» **TASK STATEMENT**:
Lines containing the string "frac" are to be counted. Write only how many there are.

» **DATA SHOWN**:
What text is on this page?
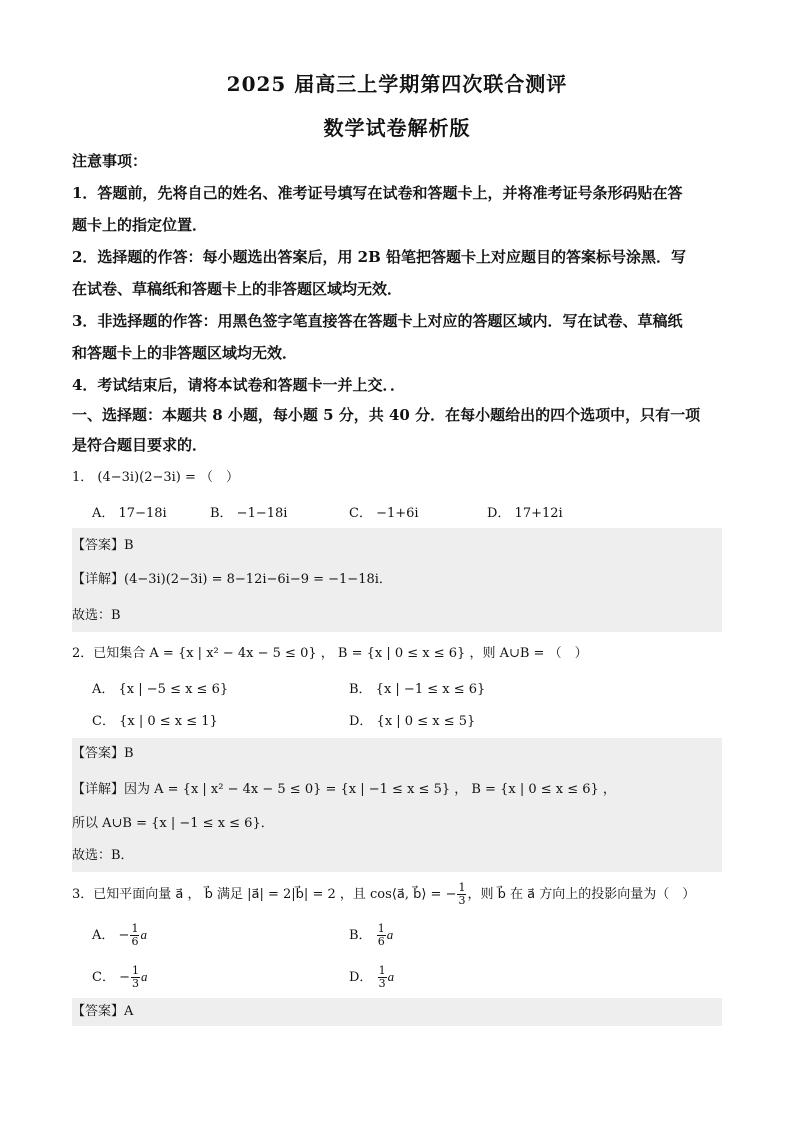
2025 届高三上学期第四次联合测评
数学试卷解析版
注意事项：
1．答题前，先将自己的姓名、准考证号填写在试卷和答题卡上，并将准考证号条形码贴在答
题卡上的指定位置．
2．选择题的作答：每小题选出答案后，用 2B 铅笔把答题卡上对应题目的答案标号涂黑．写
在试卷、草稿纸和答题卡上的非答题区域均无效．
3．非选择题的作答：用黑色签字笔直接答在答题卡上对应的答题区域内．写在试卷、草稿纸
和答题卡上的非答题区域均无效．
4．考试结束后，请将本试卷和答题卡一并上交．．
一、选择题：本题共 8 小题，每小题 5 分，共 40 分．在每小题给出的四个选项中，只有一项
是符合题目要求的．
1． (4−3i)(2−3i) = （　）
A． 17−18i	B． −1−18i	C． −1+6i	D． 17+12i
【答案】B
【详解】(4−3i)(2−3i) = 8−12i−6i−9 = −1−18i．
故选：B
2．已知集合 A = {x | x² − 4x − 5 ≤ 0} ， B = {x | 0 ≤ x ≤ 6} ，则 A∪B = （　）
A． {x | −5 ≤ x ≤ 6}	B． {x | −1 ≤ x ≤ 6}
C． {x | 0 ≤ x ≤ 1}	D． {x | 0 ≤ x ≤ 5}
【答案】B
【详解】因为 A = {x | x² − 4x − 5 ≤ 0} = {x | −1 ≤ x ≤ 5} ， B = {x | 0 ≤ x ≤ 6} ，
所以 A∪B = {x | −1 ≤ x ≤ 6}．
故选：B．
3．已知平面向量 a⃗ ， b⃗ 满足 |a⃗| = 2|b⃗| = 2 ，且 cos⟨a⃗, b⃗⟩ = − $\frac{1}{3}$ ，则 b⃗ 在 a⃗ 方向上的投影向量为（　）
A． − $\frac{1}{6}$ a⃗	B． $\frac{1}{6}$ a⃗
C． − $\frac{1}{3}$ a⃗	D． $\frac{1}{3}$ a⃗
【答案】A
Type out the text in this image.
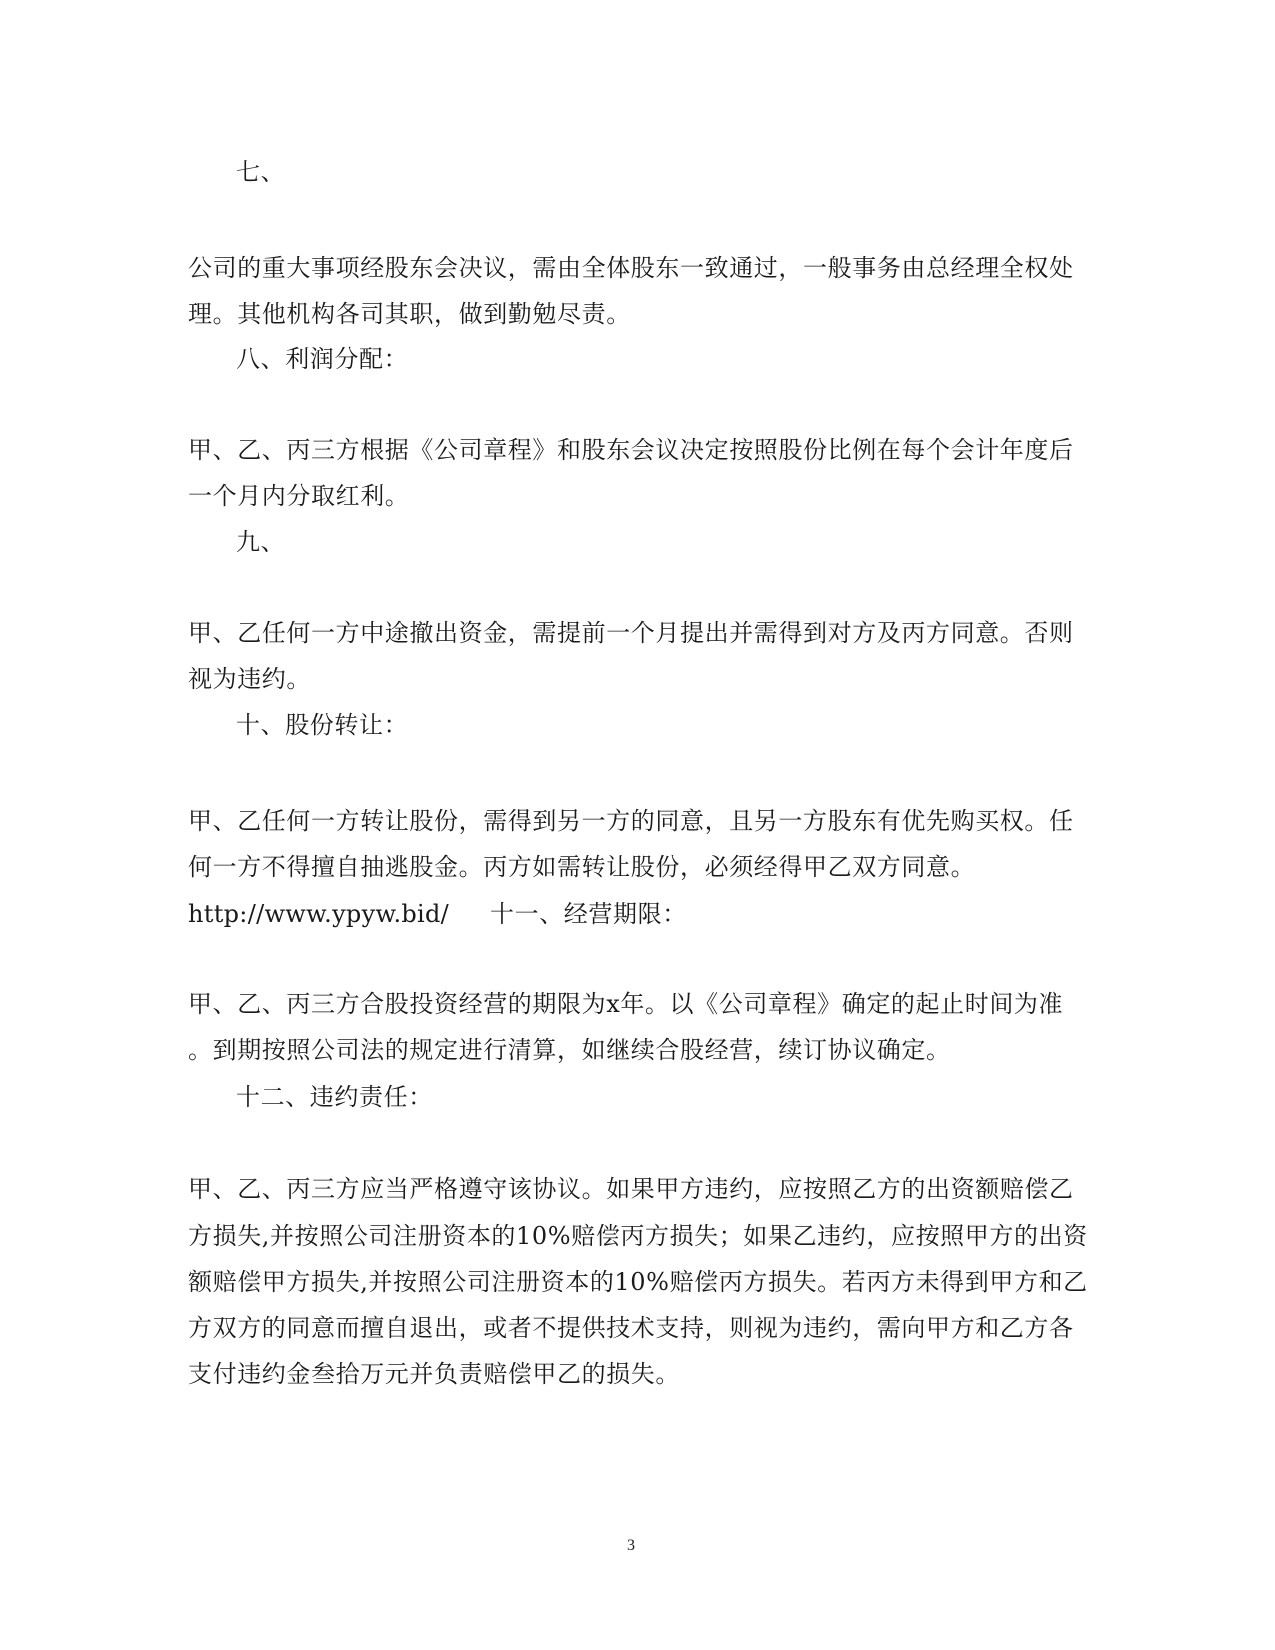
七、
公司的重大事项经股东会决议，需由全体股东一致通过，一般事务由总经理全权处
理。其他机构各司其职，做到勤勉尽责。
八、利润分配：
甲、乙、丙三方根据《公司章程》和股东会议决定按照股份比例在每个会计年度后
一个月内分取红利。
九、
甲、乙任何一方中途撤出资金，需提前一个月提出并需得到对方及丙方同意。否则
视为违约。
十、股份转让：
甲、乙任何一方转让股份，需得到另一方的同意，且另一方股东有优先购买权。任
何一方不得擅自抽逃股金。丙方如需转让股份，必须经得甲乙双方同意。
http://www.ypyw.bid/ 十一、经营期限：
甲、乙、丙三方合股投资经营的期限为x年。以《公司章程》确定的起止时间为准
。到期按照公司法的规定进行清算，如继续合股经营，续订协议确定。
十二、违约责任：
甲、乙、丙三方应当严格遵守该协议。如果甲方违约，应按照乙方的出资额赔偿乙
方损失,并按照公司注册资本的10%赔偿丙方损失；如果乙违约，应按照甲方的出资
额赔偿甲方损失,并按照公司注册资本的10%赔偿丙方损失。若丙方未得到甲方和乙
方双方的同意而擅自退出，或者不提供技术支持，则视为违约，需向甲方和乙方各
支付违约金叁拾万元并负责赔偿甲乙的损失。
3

» **SOLUTION TO THIS EXERCISE**:
3